━━━━━ DATA EXTRACT ━━━━━
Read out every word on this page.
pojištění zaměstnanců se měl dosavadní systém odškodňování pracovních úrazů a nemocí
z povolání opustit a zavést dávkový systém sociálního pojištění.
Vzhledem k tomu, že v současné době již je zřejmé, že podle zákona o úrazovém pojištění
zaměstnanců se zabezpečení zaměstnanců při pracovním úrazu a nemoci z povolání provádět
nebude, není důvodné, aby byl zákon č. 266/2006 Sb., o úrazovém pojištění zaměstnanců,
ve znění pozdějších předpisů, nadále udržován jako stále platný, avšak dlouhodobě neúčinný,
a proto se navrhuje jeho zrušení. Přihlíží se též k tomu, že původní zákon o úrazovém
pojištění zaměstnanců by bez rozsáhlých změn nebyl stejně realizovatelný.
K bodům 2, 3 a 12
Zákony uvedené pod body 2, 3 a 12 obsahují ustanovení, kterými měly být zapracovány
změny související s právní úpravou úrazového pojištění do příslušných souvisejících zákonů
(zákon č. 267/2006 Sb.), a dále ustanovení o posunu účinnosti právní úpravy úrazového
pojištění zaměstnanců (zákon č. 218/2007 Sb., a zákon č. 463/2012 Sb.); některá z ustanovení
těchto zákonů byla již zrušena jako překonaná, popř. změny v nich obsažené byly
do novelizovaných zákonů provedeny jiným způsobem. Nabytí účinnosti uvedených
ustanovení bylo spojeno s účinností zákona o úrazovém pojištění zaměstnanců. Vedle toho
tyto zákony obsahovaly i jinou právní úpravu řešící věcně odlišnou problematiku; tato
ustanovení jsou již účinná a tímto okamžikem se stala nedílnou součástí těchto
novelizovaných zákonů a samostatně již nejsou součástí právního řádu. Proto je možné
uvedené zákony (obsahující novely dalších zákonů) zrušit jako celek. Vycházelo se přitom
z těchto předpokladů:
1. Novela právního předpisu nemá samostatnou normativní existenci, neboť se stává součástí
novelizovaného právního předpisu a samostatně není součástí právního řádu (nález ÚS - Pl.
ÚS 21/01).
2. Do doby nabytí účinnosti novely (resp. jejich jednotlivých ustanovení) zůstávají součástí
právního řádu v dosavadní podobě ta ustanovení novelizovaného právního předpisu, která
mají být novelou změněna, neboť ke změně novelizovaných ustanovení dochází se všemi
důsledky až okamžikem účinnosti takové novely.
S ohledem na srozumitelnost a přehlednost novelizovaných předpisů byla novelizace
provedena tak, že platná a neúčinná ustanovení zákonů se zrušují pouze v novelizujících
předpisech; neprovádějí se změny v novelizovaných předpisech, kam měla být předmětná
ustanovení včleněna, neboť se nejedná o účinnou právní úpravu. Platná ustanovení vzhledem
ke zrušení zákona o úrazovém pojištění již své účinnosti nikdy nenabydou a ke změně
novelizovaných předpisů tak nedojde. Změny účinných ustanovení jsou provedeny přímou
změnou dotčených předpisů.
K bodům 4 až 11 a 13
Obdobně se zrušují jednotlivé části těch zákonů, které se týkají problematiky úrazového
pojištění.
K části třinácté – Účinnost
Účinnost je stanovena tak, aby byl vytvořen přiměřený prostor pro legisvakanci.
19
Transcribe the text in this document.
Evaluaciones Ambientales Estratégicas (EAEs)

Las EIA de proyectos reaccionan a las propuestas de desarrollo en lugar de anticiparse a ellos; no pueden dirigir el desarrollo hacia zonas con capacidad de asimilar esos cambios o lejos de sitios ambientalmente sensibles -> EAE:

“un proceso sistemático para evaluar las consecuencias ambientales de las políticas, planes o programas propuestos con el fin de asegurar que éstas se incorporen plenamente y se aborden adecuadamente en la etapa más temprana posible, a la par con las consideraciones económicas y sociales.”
━━━━━
THE PROBLEM => Report the number of lines above that contain the word "novelizovaného", and only that number.

RESULT OF THIS TASK => 2